• [Short exercise]: Wherever the string "page" appears, copy the whole line.

____

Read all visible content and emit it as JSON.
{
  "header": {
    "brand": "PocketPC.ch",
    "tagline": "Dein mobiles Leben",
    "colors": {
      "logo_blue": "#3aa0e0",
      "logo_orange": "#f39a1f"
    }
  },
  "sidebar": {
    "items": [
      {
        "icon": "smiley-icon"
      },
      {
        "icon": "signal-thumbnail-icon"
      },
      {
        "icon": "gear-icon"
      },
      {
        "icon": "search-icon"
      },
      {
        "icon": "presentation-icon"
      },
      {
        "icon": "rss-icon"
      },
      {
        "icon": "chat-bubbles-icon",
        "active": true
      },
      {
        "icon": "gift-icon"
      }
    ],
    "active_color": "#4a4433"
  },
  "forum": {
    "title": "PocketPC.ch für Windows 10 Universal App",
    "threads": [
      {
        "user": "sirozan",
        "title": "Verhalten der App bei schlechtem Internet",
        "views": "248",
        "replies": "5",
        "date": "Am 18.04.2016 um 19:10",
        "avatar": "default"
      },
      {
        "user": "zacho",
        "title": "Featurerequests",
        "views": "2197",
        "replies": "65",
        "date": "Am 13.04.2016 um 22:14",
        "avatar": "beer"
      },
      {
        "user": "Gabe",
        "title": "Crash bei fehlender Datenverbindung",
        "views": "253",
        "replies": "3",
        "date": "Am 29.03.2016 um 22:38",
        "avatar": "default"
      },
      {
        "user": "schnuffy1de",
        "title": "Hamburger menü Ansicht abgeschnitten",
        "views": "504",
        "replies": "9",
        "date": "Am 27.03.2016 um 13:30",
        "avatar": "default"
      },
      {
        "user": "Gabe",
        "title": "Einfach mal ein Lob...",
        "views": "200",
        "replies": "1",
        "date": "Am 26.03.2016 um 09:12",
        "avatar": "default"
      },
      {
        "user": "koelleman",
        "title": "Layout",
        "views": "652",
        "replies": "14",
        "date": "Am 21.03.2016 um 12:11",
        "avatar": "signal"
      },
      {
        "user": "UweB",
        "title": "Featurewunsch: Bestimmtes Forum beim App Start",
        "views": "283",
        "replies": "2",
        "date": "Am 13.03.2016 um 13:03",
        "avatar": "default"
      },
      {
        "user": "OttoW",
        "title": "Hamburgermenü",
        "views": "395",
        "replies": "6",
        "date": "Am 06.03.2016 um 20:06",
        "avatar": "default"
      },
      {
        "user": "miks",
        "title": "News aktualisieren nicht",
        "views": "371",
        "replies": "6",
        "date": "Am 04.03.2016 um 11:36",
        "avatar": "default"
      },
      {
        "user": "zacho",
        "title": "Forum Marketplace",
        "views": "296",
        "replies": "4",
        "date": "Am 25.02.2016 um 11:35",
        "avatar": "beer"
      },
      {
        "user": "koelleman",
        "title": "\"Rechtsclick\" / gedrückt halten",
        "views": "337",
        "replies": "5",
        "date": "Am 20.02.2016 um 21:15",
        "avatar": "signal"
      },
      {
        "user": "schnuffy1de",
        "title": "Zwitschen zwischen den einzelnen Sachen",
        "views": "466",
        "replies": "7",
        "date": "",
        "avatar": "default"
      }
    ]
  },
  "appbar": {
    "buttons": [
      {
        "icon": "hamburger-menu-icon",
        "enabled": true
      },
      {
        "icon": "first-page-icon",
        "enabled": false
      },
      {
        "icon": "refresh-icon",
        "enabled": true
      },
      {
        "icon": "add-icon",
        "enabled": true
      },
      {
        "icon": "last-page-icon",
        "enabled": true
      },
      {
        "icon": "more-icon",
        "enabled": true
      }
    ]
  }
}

____

• [Solution to this problem]:
        "icon": "first-page-icon",
        "icon": "last-page-icon",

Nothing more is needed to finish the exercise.